• **PROBLEM TO SOLVE**:
Write out the lines below word for word, starting at the line containing "button[interactable]: Insert image" and ending at the line containing "staticText: 符 [18, 600, 34, 620]", with both of those lines included.

Dataset rows:
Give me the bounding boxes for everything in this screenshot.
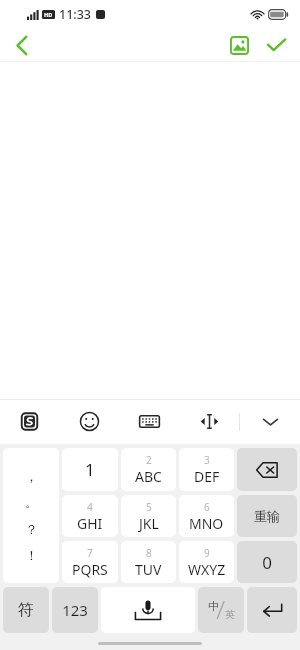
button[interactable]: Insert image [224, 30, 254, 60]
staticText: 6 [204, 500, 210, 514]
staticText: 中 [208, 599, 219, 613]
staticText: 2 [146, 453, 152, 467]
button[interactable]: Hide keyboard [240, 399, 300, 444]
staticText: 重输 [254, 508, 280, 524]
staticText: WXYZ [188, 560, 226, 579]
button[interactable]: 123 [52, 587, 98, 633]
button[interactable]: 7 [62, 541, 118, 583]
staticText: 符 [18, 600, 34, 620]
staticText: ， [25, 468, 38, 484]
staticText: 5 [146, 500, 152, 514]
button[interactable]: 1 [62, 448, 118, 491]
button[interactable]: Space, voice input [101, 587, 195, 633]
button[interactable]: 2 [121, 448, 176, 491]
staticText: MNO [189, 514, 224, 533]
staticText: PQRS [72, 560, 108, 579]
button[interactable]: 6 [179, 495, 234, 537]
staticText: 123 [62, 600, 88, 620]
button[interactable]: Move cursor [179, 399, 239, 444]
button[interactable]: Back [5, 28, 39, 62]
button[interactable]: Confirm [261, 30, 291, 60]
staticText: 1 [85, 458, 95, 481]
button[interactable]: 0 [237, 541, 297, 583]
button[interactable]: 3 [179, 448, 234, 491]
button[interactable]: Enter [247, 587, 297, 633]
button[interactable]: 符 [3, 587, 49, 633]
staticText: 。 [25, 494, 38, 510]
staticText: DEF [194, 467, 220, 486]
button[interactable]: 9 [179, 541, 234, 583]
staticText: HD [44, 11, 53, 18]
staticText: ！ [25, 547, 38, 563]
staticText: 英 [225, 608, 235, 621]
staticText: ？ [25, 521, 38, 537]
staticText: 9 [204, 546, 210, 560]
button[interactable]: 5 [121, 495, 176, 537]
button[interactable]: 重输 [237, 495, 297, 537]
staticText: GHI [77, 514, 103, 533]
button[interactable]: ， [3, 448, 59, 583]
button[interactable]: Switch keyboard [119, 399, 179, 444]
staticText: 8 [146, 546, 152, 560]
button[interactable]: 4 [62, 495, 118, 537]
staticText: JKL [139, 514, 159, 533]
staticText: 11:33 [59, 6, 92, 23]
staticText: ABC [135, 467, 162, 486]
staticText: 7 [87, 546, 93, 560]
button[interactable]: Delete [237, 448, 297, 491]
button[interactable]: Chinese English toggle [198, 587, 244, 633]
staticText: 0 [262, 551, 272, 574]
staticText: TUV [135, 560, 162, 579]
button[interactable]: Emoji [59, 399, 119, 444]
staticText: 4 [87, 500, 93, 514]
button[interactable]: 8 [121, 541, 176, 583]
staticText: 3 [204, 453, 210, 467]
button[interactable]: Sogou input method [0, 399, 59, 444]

...

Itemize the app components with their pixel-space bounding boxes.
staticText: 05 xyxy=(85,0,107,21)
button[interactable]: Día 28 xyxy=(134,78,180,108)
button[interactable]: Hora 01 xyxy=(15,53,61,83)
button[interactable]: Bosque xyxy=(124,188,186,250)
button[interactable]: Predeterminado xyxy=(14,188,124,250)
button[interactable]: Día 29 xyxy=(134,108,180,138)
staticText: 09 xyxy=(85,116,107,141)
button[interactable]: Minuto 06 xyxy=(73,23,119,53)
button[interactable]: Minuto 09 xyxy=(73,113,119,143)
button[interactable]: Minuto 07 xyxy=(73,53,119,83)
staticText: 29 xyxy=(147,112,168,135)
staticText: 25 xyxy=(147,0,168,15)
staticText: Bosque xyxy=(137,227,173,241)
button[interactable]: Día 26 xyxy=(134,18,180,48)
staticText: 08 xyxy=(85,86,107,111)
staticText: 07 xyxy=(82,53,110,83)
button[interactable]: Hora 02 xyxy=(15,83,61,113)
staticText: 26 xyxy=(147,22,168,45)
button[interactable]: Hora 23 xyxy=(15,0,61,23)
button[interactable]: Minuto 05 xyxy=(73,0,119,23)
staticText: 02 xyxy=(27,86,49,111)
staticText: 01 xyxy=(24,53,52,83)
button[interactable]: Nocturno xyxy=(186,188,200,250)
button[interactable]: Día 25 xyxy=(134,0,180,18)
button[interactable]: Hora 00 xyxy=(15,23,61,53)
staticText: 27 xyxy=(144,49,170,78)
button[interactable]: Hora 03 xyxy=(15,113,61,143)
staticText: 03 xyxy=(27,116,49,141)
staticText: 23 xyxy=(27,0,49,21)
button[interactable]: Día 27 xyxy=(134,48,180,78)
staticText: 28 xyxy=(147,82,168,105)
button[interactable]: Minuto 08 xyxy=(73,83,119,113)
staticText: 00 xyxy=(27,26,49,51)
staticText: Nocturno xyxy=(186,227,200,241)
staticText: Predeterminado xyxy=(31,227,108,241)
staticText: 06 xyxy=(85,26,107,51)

• **WRITTEN ANSWER**:
button[interactable]: Insert image [224, 30, 254, 60]
staticText: 6 [204, 500, 210, 514]
staticText: 中 [208, 599, 219, 613]
staticText: 2 [146, 453, 152, 467]
button[interactable]: Hide keyboard [240, 399, 300, 444]
staticText: 重输 [254, 508, 280, 524]
staticText: WXYZ [188, 560, 226, 579]
button[interactable]: 123 [52, 587, 98, 633]
button[interactable]: 7 [62, 541, 118, 583]
staticText: 符 [18, 600, 34, 620]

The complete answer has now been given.